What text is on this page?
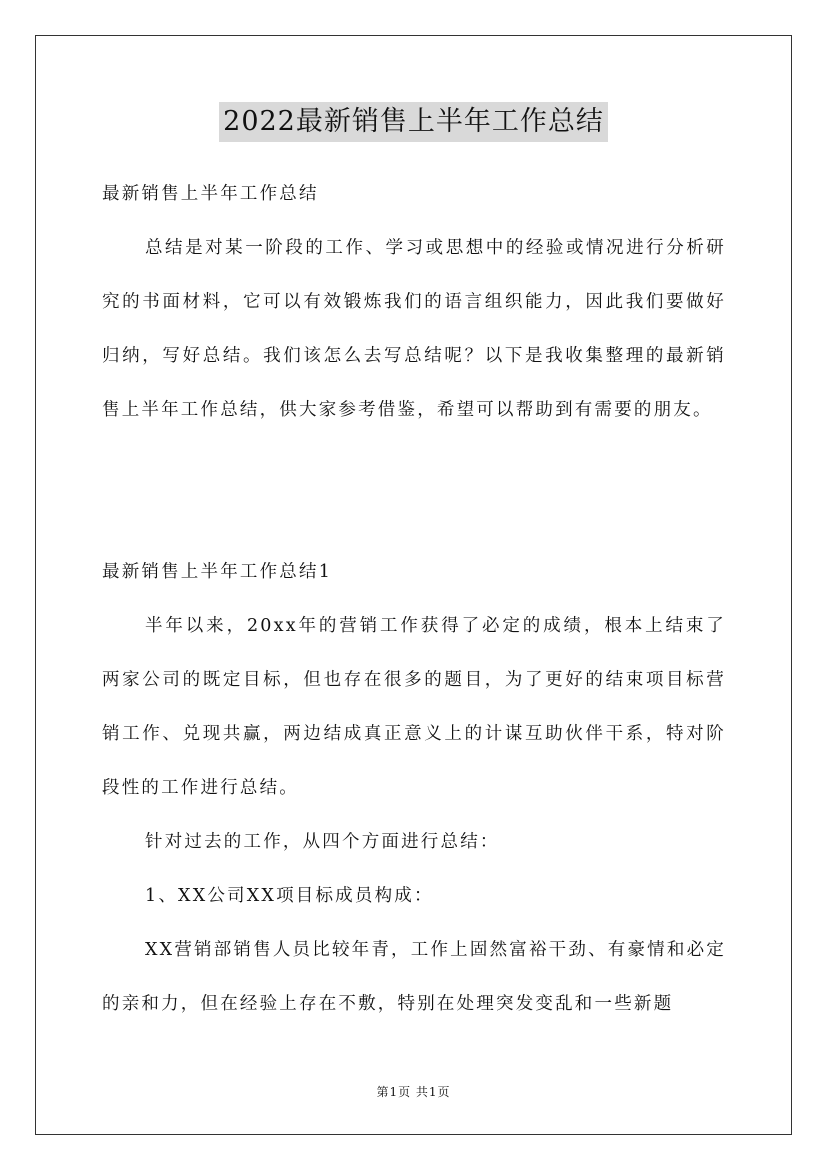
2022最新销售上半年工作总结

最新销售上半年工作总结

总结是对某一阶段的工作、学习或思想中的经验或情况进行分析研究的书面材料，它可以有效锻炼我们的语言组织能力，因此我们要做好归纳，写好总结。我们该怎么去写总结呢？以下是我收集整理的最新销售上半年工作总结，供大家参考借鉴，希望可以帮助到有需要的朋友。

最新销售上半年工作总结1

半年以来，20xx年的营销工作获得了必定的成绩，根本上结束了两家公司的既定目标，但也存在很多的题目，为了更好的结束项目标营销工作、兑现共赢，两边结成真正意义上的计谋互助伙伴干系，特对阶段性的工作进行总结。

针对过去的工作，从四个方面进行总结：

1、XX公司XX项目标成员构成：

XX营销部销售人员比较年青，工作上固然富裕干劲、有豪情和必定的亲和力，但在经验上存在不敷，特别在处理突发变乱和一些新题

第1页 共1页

• _TO DO_:
Quote the preceding records in their entirety, excluding every picture.

• _EXPECTED OUTPUT_:
What text is on this page?
2022最新销售上半年工作总结

最新销售上半年工作总结

总结是对某一阶段的工作、学习或思想中的经验或情况进行分析研究的书面材料，它可以有效锻炼我们的语言组织能力，因此我们要做好归纳，写好总结。我们该怎么去写总结呢？以下是我收集整理的最新销售上半年工作总结，供大家参考借鉴，希望可以帮助到有需要的朋友。

最新销售上半年工作总结1

半年以来，20xx年的营销工作获得了必定的成绩，根本上结束了两家公司的既定目标，但也存在很多的题目，为了更好的结束项目标营销工作、兑现共赢，两边结成真正意义上的计谋互助伙伴干系，特对阶段性的工作进行总结。

针对过去的工作，从四个方面进行总结：

1、XX公司XX项目标成员构成：

XX营销部销售人员比较年青，工作上固然富裕干劲、有豪情和必定的亲和力，但在经验上存在不敷，特别在处理突发变乱和一些新题

第1页 共1页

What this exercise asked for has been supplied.